PROBLEM TO WORK ON — Find every line with the word "rotation" and report how many there are, without any other text.

DATASET ENTRIES —
===

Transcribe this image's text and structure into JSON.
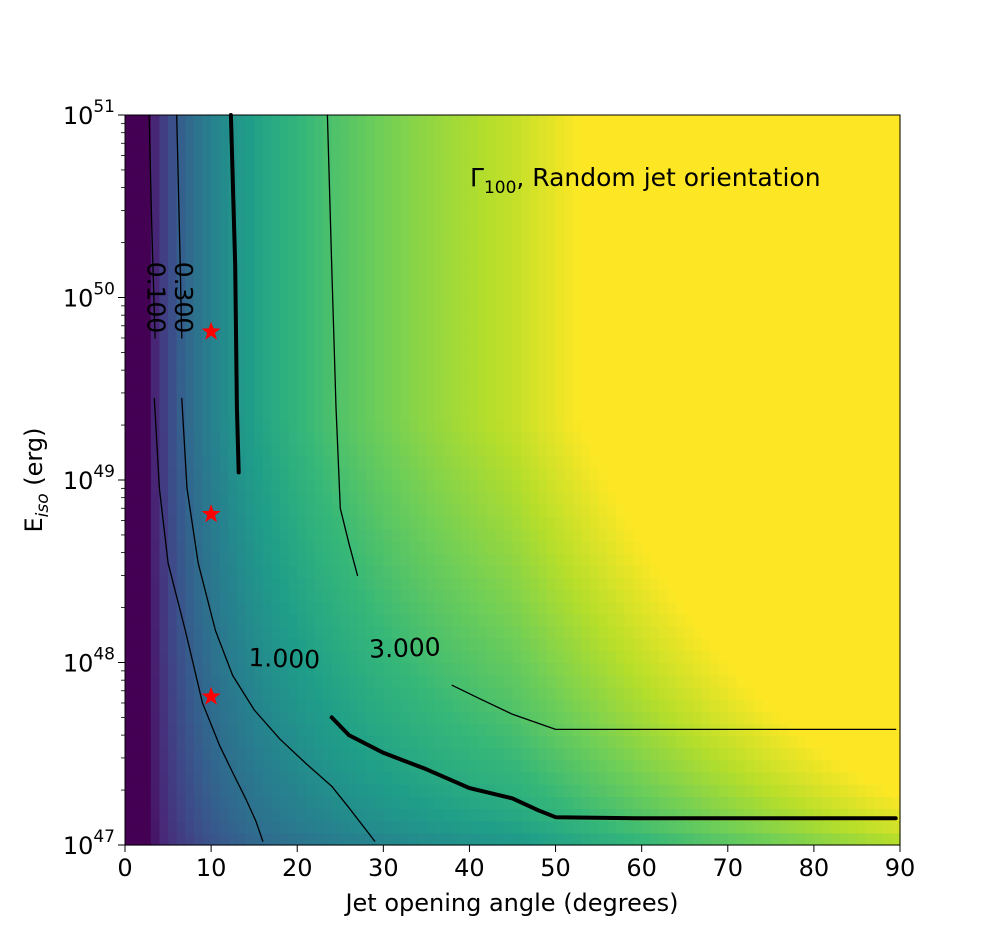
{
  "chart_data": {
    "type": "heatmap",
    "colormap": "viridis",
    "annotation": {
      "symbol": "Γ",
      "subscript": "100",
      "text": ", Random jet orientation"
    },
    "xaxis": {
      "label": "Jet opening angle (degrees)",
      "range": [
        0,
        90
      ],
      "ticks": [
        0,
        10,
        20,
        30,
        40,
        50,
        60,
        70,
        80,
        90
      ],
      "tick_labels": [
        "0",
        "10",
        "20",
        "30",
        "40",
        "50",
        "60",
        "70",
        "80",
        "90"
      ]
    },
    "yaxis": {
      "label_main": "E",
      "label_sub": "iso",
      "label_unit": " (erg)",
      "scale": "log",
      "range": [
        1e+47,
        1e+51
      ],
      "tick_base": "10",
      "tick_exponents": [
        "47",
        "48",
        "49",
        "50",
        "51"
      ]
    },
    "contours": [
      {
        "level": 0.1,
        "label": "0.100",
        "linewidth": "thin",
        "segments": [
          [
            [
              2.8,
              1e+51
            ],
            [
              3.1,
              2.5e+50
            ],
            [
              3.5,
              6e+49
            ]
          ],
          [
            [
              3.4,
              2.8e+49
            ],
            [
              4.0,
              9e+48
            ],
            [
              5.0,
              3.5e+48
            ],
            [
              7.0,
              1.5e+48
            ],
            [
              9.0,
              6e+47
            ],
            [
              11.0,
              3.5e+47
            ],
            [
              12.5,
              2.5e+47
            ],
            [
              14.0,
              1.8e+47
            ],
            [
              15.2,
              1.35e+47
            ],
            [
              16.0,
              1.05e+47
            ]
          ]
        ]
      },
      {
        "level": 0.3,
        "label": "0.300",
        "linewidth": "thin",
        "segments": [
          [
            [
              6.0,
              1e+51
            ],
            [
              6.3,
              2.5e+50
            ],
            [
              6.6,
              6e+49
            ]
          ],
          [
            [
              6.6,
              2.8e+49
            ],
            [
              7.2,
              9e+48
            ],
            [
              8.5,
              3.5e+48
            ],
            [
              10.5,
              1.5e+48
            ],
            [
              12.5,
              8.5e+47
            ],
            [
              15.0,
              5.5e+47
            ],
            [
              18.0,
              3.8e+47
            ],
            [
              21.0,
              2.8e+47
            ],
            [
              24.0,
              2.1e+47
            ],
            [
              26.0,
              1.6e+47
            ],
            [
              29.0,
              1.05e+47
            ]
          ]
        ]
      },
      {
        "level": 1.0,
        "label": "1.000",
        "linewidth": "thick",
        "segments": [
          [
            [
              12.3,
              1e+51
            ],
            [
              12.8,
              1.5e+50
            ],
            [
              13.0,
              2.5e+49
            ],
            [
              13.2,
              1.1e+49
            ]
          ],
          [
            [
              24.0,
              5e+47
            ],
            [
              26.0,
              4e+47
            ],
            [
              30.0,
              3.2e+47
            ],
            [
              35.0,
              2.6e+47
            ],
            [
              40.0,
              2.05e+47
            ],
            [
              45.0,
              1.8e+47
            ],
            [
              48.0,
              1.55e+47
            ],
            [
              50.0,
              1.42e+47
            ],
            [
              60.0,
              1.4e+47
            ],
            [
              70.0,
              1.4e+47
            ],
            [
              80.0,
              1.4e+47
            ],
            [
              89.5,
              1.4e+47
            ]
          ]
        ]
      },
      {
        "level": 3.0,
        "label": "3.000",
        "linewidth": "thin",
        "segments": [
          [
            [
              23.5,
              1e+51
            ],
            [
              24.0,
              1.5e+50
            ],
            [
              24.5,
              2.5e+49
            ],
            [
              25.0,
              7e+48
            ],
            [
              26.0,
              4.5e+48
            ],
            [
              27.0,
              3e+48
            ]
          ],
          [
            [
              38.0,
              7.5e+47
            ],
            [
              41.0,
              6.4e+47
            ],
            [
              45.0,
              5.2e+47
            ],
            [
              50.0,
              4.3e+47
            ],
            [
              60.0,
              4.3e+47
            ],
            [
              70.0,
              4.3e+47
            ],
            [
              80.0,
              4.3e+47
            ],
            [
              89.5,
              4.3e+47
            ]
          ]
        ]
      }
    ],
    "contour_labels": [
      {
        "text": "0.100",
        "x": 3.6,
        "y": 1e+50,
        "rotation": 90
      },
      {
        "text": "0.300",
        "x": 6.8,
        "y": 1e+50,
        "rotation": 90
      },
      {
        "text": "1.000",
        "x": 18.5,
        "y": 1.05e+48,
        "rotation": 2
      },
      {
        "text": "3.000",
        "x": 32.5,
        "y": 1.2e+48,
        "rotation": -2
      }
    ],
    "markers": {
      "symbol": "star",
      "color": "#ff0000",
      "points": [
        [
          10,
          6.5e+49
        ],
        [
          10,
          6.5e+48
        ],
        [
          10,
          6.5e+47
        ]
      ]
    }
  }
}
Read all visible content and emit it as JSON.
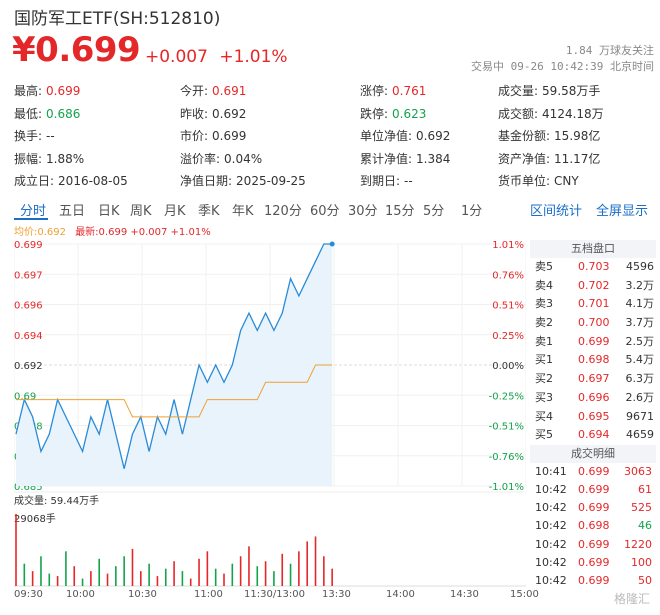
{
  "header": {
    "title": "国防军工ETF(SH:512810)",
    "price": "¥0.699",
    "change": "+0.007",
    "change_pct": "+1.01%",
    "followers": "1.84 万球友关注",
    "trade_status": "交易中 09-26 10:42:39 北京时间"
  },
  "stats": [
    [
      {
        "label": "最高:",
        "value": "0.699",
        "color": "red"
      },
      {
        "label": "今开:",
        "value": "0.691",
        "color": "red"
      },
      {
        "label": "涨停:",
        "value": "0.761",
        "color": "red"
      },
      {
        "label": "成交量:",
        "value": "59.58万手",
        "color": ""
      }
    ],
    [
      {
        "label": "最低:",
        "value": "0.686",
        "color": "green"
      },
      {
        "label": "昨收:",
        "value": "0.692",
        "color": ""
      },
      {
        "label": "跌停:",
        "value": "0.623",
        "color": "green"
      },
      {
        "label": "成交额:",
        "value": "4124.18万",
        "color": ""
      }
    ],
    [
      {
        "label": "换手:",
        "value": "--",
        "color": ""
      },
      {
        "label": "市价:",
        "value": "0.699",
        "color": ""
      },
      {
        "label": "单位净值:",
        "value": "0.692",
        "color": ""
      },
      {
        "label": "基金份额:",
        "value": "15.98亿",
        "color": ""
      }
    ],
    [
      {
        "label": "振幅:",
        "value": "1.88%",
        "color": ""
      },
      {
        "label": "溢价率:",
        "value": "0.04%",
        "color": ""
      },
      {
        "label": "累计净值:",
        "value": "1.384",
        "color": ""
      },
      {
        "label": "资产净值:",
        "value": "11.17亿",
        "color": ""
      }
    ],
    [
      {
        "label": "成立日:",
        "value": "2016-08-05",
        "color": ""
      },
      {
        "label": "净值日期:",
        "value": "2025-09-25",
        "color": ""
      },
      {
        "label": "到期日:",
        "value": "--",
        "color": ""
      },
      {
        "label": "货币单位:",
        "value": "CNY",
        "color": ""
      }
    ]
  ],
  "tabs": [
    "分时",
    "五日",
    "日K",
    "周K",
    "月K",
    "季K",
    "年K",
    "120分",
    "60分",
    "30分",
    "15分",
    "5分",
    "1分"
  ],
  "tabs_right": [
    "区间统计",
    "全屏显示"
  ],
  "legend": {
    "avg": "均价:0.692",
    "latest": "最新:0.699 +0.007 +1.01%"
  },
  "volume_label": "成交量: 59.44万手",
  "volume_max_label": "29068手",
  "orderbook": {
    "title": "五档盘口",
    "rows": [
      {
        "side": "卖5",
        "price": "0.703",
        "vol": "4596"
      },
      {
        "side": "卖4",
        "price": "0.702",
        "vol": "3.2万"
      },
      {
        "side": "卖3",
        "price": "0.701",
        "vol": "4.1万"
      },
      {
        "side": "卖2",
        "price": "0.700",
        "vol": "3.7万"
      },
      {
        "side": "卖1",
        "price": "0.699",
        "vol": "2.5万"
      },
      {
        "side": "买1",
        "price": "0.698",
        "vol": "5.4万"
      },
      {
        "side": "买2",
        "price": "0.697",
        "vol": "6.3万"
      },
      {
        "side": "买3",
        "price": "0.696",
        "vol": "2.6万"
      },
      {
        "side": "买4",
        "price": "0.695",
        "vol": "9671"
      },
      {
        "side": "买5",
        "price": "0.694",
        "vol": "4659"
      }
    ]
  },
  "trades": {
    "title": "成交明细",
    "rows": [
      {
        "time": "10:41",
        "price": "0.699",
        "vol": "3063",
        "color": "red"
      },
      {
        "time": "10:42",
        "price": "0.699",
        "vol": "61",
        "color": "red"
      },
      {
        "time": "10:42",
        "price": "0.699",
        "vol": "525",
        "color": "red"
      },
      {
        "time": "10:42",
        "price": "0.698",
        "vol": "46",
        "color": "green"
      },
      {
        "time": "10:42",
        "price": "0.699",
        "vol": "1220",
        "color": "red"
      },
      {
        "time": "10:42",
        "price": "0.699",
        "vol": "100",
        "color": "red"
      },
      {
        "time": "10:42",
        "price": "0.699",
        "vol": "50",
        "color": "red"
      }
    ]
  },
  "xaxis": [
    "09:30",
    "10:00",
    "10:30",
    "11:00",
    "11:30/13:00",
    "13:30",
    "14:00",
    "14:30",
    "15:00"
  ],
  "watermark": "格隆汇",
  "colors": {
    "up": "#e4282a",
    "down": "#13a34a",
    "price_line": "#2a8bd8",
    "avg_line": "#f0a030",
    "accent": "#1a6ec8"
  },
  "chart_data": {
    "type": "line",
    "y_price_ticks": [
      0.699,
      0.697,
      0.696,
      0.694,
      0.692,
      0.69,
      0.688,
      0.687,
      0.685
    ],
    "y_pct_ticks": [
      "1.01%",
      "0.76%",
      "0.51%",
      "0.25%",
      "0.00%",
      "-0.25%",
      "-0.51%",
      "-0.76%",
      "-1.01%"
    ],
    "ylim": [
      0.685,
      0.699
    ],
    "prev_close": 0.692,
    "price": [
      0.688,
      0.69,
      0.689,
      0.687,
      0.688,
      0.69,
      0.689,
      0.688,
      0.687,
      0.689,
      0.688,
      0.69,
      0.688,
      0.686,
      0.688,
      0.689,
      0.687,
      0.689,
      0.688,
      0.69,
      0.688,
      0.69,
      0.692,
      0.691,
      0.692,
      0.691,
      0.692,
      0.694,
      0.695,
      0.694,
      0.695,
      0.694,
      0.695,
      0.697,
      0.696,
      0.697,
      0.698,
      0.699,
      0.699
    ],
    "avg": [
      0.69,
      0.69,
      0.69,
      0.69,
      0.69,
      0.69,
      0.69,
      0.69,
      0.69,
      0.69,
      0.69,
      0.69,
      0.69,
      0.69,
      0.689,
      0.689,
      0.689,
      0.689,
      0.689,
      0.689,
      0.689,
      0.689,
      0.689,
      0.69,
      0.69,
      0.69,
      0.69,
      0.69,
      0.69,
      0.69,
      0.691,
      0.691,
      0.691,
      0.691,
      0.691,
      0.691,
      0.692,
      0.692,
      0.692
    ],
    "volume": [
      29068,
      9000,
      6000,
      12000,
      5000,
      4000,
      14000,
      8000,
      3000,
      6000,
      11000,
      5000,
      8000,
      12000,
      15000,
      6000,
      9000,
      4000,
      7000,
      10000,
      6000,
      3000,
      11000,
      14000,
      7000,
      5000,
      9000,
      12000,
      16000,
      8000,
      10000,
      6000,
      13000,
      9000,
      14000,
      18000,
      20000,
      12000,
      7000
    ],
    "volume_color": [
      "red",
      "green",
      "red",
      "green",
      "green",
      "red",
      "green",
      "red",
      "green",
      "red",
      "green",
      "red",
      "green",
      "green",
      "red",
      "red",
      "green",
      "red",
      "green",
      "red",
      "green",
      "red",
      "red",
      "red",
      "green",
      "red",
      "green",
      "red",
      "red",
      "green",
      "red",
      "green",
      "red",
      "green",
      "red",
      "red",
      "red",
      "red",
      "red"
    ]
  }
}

===

RESULT FOR THIS EXERCISE — 4